Please count the lines in the entries below that contain the string "footer". Give only the number.

____ Given records

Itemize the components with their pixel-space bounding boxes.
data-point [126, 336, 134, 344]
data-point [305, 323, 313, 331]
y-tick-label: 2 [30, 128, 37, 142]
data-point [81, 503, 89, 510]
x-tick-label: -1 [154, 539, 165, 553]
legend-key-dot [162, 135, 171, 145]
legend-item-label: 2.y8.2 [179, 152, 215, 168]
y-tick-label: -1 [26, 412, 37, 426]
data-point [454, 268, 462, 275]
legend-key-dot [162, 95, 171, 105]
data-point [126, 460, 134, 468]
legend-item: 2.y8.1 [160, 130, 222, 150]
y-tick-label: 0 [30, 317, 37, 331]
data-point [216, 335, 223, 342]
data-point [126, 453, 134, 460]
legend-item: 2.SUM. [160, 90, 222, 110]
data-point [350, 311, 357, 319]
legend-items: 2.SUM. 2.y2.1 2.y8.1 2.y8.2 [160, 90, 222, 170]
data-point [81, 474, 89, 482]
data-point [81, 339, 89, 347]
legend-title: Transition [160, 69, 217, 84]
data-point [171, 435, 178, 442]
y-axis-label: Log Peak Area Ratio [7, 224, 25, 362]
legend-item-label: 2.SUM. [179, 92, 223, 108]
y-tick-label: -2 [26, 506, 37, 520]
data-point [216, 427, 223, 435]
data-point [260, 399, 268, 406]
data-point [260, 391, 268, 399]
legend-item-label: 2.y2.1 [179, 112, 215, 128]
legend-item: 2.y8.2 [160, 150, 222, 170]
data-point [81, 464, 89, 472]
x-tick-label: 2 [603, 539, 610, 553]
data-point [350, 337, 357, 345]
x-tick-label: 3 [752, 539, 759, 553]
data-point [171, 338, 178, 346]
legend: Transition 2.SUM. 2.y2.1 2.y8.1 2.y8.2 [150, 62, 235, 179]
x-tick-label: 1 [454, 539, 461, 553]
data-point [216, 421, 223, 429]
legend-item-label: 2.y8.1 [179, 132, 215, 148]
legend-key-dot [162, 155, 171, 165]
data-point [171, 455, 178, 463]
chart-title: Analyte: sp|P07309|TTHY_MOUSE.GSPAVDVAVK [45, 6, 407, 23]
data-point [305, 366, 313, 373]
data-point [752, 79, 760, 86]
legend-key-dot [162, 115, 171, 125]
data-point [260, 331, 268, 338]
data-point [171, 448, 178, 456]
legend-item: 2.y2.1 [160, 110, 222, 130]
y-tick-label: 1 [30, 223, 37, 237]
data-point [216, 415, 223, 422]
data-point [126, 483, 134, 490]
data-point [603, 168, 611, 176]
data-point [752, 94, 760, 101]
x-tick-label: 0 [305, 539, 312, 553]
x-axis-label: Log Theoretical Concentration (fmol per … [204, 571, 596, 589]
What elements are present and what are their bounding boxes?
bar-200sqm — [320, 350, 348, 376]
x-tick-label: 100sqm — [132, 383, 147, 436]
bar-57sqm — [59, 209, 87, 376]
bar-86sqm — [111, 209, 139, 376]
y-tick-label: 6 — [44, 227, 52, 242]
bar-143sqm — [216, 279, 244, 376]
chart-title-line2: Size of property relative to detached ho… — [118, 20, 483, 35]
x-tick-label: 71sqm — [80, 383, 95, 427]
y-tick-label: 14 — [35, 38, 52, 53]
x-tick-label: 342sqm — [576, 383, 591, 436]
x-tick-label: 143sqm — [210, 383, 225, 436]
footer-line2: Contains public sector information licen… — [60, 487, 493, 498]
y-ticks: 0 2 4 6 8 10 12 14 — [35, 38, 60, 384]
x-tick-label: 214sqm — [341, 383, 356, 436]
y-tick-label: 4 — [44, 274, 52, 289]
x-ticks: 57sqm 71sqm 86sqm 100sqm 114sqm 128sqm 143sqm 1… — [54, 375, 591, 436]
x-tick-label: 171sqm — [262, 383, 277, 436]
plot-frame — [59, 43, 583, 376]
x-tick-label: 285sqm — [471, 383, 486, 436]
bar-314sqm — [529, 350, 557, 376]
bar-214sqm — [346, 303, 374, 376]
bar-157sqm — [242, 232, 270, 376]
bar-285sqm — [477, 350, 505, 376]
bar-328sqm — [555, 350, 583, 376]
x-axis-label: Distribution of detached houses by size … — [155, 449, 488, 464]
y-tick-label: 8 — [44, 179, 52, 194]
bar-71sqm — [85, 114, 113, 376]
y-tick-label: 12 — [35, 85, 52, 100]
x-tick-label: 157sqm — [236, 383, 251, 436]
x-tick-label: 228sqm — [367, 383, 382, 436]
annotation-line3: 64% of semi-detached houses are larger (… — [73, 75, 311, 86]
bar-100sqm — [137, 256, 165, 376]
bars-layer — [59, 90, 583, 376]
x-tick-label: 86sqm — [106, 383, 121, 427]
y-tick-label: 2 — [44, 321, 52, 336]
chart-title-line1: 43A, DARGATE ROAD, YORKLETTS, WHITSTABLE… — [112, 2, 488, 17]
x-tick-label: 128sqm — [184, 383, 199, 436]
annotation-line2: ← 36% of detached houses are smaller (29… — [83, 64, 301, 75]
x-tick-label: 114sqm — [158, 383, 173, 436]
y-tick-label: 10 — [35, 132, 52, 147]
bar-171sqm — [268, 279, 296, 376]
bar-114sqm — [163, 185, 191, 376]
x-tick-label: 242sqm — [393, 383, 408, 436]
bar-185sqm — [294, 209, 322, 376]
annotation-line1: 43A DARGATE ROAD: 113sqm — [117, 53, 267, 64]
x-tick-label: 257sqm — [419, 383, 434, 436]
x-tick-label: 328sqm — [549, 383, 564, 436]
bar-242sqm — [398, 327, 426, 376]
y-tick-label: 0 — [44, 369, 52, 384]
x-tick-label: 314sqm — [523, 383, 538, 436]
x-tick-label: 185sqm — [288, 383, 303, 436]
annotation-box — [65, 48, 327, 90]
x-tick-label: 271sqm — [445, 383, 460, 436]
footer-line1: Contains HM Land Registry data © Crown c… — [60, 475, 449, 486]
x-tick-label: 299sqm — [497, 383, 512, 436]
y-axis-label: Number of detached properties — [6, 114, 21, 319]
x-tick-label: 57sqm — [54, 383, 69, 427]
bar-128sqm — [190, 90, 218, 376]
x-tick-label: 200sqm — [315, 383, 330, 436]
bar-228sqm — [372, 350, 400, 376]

________

▶ **Right answer**: 2